▶ **Exercise input**
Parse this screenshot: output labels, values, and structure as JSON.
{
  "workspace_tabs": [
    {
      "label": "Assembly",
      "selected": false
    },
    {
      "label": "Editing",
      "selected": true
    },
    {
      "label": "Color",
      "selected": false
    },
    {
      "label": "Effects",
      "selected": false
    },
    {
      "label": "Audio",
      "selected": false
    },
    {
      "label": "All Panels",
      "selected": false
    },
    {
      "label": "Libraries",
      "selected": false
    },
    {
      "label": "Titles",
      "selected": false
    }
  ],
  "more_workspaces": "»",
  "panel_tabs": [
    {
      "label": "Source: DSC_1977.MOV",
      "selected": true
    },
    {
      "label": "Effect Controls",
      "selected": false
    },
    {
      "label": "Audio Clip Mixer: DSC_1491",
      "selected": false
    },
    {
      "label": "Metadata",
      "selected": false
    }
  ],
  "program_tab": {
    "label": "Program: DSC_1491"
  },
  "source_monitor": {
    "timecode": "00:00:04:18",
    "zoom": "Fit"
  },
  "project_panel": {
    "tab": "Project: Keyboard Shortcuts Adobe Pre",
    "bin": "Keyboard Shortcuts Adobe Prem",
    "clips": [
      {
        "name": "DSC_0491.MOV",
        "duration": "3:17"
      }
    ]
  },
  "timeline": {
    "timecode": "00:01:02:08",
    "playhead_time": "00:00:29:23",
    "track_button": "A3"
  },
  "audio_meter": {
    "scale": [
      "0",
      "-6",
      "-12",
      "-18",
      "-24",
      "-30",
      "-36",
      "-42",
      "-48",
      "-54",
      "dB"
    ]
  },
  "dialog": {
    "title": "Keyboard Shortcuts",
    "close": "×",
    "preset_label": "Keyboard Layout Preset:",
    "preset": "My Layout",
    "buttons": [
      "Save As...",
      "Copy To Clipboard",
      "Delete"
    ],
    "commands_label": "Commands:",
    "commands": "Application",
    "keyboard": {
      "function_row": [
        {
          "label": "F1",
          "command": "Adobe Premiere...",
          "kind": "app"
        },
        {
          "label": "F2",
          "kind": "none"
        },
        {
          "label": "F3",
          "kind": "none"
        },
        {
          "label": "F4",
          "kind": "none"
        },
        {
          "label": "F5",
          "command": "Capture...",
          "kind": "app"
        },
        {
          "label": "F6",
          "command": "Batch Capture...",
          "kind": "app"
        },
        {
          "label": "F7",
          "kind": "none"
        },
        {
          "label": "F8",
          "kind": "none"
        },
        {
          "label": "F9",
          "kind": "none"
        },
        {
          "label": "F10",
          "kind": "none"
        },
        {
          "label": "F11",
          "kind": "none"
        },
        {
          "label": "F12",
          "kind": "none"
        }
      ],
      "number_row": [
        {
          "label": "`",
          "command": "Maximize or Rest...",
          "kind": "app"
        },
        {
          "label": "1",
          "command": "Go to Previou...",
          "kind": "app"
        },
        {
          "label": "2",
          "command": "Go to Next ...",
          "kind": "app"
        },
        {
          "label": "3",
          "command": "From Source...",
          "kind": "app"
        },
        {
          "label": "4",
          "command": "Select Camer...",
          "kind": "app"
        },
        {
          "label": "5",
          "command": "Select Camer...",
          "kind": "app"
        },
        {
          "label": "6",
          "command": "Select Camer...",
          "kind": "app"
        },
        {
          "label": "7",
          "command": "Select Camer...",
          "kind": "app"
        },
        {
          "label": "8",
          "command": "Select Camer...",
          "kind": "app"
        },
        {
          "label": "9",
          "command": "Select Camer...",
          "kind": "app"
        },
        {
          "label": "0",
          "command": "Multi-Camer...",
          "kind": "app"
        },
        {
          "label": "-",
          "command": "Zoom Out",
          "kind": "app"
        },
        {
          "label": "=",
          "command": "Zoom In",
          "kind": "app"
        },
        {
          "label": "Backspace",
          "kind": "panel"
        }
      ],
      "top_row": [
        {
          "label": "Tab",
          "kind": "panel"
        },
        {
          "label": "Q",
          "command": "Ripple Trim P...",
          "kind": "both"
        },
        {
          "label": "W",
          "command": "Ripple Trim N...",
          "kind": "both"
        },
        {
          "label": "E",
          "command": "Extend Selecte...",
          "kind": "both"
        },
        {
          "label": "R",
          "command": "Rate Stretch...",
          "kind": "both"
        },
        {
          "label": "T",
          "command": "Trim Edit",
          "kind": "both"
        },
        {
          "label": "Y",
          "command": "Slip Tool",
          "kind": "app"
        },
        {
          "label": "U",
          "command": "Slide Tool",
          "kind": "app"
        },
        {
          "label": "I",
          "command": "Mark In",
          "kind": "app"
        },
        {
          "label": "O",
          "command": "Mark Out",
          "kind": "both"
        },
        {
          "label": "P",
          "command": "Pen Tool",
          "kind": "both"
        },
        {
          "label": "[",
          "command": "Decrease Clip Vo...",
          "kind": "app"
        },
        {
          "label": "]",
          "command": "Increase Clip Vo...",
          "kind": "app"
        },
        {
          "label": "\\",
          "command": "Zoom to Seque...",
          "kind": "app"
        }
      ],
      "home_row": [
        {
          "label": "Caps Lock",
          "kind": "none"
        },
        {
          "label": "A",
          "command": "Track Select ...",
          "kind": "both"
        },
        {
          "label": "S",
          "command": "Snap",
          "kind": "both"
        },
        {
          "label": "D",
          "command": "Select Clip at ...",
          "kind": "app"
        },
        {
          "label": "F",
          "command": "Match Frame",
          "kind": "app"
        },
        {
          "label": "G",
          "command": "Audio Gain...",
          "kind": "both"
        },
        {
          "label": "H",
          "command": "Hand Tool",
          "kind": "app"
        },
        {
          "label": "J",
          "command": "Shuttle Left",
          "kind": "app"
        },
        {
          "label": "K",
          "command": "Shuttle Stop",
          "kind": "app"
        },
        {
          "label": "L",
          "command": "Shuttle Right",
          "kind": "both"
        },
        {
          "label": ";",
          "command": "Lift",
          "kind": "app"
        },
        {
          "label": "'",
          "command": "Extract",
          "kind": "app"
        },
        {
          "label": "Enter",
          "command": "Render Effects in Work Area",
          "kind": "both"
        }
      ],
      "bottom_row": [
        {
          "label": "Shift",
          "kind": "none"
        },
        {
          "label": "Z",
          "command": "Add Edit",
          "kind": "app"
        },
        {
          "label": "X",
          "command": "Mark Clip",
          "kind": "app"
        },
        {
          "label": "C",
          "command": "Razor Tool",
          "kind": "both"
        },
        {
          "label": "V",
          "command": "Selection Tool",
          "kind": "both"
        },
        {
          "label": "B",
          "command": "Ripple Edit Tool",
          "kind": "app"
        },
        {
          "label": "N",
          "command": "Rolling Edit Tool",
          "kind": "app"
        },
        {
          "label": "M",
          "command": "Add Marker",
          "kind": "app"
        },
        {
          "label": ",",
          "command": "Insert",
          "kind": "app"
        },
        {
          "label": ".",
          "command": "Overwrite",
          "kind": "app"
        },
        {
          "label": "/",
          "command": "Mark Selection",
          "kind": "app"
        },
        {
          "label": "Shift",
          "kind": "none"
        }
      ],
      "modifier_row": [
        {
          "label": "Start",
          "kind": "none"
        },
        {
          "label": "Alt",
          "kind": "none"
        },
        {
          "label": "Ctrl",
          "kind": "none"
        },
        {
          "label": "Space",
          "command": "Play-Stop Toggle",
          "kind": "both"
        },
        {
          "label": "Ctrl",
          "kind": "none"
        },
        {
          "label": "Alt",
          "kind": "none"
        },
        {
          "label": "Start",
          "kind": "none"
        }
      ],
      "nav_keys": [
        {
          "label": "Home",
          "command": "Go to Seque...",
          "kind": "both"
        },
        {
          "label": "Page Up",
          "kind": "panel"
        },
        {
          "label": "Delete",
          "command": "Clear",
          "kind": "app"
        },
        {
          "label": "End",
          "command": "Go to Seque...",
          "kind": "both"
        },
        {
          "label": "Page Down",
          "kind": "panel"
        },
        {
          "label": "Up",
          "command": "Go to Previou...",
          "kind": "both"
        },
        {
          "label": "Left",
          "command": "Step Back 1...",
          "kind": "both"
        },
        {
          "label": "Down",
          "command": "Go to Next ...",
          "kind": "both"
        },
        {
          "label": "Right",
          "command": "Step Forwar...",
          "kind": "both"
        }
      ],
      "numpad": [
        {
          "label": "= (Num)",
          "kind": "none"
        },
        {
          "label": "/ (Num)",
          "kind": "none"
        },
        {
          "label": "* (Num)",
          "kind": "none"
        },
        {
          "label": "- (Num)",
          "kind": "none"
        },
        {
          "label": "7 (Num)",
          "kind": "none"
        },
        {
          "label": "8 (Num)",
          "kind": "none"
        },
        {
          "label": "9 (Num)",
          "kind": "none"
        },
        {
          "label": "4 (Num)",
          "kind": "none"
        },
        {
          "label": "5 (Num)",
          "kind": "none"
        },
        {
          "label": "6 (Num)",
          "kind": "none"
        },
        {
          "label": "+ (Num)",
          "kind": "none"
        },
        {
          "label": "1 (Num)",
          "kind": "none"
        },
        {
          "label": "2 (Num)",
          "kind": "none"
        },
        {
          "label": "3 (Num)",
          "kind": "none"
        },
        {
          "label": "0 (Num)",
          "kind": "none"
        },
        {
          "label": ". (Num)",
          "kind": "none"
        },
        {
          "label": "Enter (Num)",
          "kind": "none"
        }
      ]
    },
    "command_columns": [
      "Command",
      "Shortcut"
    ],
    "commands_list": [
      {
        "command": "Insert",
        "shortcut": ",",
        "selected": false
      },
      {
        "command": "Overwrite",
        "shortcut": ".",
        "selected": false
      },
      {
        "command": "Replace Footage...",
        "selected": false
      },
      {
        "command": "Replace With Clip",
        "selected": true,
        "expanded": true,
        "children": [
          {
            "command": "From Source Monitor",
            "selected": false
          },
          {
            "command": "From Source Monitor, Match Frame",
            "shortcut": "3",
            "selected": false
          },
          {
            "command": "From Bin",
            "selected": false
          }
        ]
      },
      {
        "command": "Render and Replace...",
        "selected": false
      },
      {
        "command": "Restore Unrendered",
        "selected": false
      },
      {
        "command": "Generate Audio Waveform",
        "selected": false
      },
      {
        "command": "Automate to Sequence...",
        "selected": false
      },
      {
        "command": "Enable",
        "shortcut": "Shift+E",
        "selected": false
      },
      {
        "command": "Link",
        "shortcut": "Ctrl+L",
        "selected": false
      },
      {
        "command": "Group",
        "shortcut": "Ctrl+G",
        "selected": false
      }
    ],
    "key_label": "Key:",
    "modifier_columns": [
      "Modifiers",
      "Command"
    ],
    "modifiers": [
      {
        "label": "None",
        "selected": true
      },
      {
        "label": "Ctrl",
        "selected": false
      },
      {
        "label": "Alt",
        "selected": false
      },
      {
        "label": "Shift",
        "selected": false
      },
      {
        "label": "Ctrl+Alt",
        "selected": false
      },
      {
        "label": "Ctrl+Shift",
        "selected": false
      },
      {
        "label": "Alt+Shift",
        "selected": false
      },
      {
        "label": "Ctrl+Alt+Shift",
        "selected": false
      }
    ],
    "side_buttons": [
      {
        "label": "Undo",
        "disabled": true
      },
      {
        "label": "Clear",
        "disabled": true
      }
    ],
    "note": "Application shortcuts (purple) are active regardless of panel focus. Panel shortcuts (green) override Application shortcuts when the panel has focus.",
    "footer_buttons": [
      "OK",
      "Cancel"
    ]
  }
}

▶ **Set exercise**
Extract each line from the listing that holds the word "Trim".

▶ **Result**
          "command": "Ripple Trim P...",
          "command": "Ripple Trim N...",
          "command": "Trim Edit",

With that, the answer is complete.